Copy out every line that contains "title".

[start of TASK INPUT]

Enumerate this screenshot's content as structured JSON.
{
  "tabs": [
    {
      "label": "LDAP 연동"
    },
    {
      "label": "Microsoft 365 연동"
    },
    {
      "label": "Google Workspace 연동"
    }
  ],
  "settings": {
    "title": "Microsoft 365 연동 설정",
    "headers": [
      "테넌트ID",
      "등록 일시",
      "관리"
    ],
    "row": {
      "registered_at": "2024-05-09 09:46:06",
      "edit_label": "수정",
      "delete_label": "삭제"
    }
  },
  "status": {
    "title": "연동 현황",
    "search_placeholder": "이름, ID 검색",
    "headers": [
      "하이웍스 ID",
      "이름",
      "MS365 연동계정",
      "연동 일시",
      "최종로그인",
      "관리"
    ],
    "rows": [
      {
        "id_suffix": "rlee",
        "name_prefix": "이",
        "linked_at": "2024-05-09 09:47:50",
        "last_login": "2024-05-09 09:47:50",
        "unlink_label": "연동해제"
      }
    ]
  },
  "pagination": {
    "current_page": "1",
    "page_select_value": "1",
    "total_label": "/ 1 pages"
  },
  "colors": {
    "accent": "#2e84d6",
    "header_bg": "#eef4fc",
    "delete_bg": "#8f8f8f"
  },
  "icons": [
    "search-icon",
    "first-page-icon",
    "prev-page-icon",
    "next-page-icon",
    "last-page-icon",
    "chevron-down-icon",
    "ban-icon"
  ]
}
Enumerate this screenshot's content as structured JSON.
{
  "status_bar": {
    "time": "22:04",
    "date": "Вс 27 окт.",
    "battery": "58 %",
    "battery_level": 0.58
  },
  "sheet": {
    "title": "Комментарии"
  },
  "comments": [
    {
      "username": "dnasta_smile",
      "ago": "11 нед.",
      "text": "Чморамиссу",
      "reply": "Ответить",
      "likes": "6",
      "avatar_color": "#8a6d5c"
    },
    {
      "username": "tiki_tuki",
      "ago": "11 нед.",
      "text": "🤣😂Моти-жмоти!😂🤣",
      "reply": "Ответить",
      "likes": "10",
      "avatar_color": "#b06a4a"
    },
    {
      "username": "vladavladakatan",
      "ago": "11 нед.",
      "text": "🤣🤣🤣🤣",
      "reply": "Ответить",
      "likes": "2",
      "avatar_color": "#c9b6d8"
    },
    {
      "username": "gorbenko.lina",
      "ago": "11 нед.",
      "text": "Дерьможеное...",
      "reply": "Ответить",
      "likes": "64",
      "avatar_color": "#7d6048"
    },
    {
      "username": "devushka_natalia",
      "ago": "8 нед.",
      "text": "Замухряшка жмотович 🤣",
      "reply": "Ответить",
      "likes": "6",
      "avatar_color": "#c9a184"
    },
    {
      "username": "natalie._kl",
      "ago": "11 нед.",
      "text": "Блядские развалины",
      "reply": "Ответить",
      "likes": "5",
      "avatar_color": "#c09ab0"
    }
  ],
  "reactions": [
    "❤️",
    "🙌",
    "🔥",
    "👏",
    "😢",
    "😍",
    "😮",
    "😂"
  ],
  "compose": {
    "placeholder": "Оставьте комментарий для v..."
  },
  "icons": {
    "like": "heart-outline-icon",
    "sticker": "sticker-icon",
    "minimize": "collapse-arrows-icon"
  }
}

[end of TASK INPUT]

RESULT:
    "title": "Microsoft 365 연동 설정",
    "title": "연동 현황",
    "title": "Комментарии"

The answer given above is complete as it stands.